╭──

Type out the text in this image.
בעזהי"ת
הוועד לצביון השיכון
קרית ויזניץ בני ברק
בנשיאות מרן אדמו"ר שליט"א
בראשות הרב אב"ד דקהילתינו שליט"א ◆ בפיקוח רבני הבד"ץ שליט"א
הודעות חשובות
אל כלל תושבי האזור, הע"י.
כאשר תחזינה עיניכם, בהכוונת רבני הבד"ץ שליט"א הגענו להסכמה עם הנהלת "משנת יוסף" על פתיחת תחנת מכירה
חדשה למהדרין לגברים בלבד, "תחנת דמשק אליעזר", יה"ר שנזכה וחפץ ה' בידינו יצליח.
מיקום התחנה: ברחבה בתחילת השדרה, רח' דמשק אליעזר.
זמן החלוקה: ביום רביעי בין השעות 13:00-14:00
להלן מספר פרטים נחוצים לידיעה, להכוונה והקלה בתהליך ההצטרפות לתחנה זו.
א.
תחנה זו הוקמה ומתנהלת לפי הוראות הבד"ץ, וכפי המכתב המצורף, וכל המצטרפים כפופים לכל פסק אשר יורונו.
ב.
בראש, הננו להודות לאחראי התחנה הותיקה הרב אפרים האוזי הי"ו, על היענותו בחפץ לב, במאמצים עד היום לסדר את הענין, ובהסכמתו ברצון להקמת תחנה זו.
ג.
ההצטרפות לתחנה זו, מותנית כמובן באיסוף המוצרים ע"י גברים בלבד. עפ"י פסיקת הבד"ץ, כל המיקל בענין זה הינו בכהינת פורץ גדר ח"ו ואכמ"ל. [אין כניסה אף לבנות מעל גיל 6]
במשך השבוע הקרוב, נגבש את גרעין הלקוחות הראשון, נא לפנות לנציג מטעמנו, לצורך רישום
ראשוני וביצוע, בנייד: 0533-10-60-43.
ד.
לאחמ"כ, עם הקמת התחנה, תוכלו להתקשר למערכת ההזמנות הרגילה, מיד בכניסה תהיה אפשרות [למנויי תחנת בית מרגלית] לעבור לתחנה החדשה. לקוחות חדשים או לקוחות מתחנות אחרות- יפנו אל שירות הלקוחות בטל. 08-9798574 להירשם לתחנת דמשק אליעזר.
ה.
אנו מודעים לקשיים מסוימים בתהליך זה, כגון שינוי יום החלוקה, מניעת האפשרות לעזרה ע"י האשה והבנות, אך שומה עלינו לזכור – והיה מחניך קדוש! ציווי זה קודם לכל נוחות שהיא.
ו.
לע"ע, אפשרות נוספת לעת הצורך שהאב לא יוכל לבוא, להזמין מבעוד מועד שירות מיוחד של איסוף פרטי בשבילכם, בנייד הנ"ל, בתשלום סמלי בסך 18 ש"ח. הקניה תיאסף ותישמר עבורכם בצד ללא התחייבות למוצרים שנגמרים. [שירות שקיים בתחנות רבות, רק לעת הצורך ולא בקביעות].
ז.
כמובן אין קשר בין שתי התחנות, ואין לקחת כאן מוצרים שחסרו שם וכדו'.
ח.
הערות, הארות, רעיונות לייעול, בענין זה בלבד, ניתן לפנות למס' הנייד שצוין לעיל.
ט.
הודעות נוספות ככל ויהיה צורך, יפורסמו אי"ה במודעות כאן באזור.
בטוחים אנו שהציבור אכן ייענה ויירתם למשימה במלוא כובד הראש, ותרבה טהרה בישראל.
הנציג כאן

╰──

Your task is to retype all of the records exactly.

Type out the text in this image.
בעזהי"ת
הוועד לצביון השיכון
קרית ויזניץ בני ברק
בנשיאות מרן אדמו"ר שליט"א
בראשות הרב אב"ד דקהילתינו שליט"א ◆ בפיקוח רבני הבד"ץ שליט"א
הודעות חשובות
אל כלל תושבי האזור, הע"י.
כאשר תחזינה עיניכם, בהכוונת רבני הבד"ץ שליט"א הגענו להסכמה עם הנהלת "משנת יוסף" על פתיחת תחנת מכירה
חדשה למהדרין לגברים בלבד, "תחנת דמשק אליעזר", יה"ר שנזכה וחפץ ה' בידינו יצליח.
מיקום התחנה: ברחבה בתחילת השדרה, רח' דמשק אליעזר.
זמן החלוקה: ביום רביעי בין השעות 13:00-14:00
להלן מספר פרטים נחוצים לידיעה, להכוונה והקלה בתהליך ההצטרפות לתחנה זו.
א.
תחנה זו הוקמה ומתנהלת לפי הוראות הבד"ץ, וכפי המכתב המצורף, וכל המצטרפים כפופים לכל פסק אשר יורונו.
ב.
בראש, הננו להודות לאחראי התחנה הותיקה הרב אפרים האוזי הי"ו, על היענותו בחפץ לב, במאמצים עד היום לסדר את הענין, ובהסכמתו ברצון להקמת תחנה זו.
ג.
ההצטרפות לתחנה זו, מותנית כמובן באיסוף המוצרים ע"י גברים בלבד. עפ"י פסיקת הבד"ץ, כל המיקל בענין זה הינו בכהינת פורץ גדר ח"ו ואכמ"ל. [אין כניסה אף לבנות מעל גיל 6]
במשך השבוע הקרוב, נגבש את גרעין הלקוחות הראשון, נא לפנות לנציג מטעמנו, לצורך רישום
ראשוני וביצוע, בנייד: 0533-10-60-43.
ד.
לאחמ"כ, עם הקמת התחנה, תוכלו להתקשר למערכת ההזמנות הרגילה, מיד בכניסה תהיה אפשרות [למנויי תחנת בית מרגלית] לעבור לתחנה החדשה. לקוחות חדשים או לקוחות מתחנות אחרות- יפנו אל שירות הלקוחות בטל. 08-9798574 להירשם לתחנת דמשק אליעזר.
ה.
אנו מודעים לקשיים מסוימים בתהליך זה, כגון שינוי יום החלוקה, מניעת האפשרות לעזרה ע"י האשה והבנות, אך שומה עלינו לזכור – והיה מחניך קדוש! ציווי זה קודם לכל נוחות שהיא.
ו.
לע"ע, אפשרות נוספת לעת הצורך שהאב לא יוכל לבוא, להזמין מבעוד מועד שירות מיוחד של איסוף פרטי בשבילכם, בנייד הנ"ל, בתשלום סמלי בסך 18 ש"ח. הקניה תיאסף ותישמר עבורכם בצד ללא התחייבות למוצרים שנגמרים. [שירות שקיים בתחנות רבות, רק לעת הצורך ולא בקביעות].
ז.
כמובן אין קשר בין שתי התחנות, ואין לקחת כאן מוצרים שחסרו שם וכדו'.
ח.
הערות, הארות, רעיונות לייעול, בענין זה בלבד, ניתן לפנות למס' הנייד שצוין לעיל.
ט.
הודעות נוספות ככל ויהיה צורך, יפורסמו אי"ה במודעות כאן באזור.
בטוחים אנו שהציבור אכן ייענה ויירתם למשימה במלוא כובד הראש, ותרבה טהרה בישראל.
הנציג כאן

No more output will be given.